======== READING PASSAGE ========
Each of these five sub-classes of IIS is defined in detail. It should be noted, however, that the sub-classes are illustrative and not exhaustive. It seems likely therefore that IIS will continue to be utilized for novel Internet services as the market evolves.

3. Express Regulation of e-Commerce Services

The e-commerce market in China and MIIT's views as to how that market should be regulated have evolved significantly during the decade since the Existing Catalogue was released. The current position is less than satisfactory. E-commerce is not addressed directly in the Existing Catalogue and regulatory views vary among different provincial branches of MIIT as to whether and what type of telecommunications license (if any) is required for the operation of an e-commerce business.

The position was clarified somewhat in a 2010 Note issued by the Ministry of Commerce that stated that direct sales e-commerce sites do not require a telecommunications license. However, the position remains uncertain for e-commerce marketplace platforms (i.e. those sites offering a platform for third parties to sell goods).

The prevailing view is that a telecommunications license covering online data processing and transaction processing services is not required under the Existing Catalogue, and most of the existing prominent online marketplace business websites only hold an IIS license (or no license at all).

The Draft Catalogue clarifies that an online data-processing and transaction-processing services license will be required for marketplace business. If the Draft Catalogue is brought into force in its current form, marketplace e-commerce websites, including group deal websites, which previously solely rely on telecommunications licenses covering information service to support their businesses, will need to apply for telecommunications licenses covering online data processing and transaction processing services.
======== RECORDED INFORMATION ========
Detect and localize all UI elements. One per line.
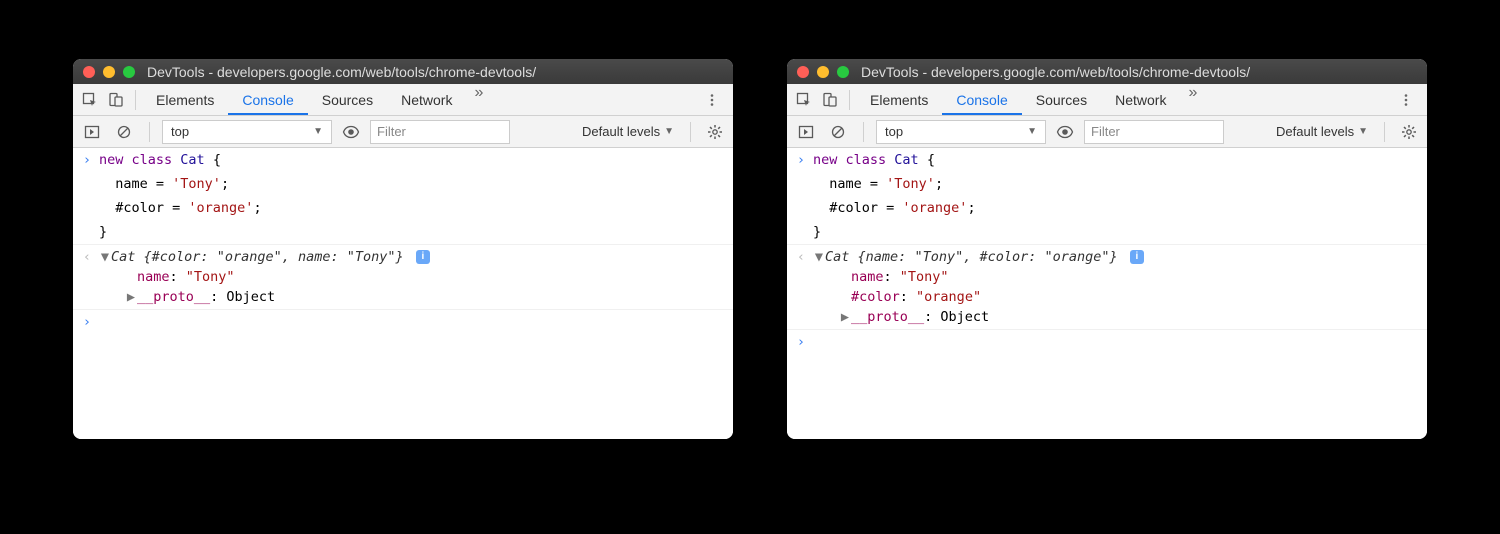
========
■ **EXERCISE REQUIREMENTS**:
Answer these questions from the passage on e-commerce regulation in China:
1. Which ministry issued the 2010 Note about direct sales e-commerce sites?
2. What license do most prominent online marketplace websites currently hold?
3. What license will the Draft Catalogue require for marketplace business?
The listing isn't needed here.

■ **EXPECTED ANSWER**:
1. The Ministry of Commerce.
2. Only an IIS license, or no license at all.
3. An online data-processing and transaction-processing services license.